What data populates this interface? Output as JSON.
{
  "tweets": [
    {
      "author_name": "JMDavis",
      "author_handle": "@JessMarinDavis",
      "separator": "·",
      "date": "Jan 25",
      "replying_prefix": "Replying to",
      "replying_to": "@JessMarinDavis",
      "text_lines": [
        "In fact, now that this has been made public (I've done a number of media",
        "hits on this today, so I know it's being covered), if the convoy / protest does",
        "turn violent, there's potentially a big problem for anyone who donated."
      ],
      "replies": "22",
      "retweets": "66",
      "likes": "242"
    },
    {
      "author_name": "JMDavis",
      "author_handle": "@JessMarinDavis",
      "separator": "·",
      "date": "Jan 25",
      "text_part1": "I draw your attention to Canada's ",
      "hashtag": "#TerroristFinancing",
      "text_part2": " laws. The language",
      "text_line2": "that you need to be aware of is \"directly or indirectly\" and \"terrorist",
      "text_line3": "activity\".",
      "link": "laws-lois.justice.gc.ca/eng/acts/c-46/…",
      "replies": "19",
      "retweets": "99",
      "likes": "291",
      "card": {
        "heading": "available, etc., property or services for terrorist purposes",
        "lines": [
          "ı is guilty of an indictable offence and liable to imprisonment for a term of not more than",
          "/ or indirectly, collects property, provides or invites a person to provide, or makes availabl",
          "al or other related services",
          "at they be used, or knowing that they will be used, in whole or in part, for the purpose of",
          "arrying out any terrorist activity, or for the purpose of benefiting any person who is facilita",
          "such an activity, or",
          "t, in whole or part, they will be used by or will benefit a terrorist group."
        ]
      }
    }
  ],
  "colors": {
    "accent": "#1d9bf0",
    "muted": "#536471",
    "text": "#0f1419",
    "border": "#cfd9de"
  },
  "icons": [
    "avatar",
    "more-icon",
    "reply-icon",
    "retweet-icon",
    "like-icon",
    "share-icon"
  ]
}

**TASK INSTRUCTIONS**
List every line from the entries above in which "that" appears.

**EXERCISE RESULT**
        "In fact, now that this has been made public (I've done a number of media",
      "text_line2": "that you need to be aware of is \"directly or indirectly\" and \"terrorist",
          "at they be used, or knowing that they will be used, in whole or in part, for the purpose of",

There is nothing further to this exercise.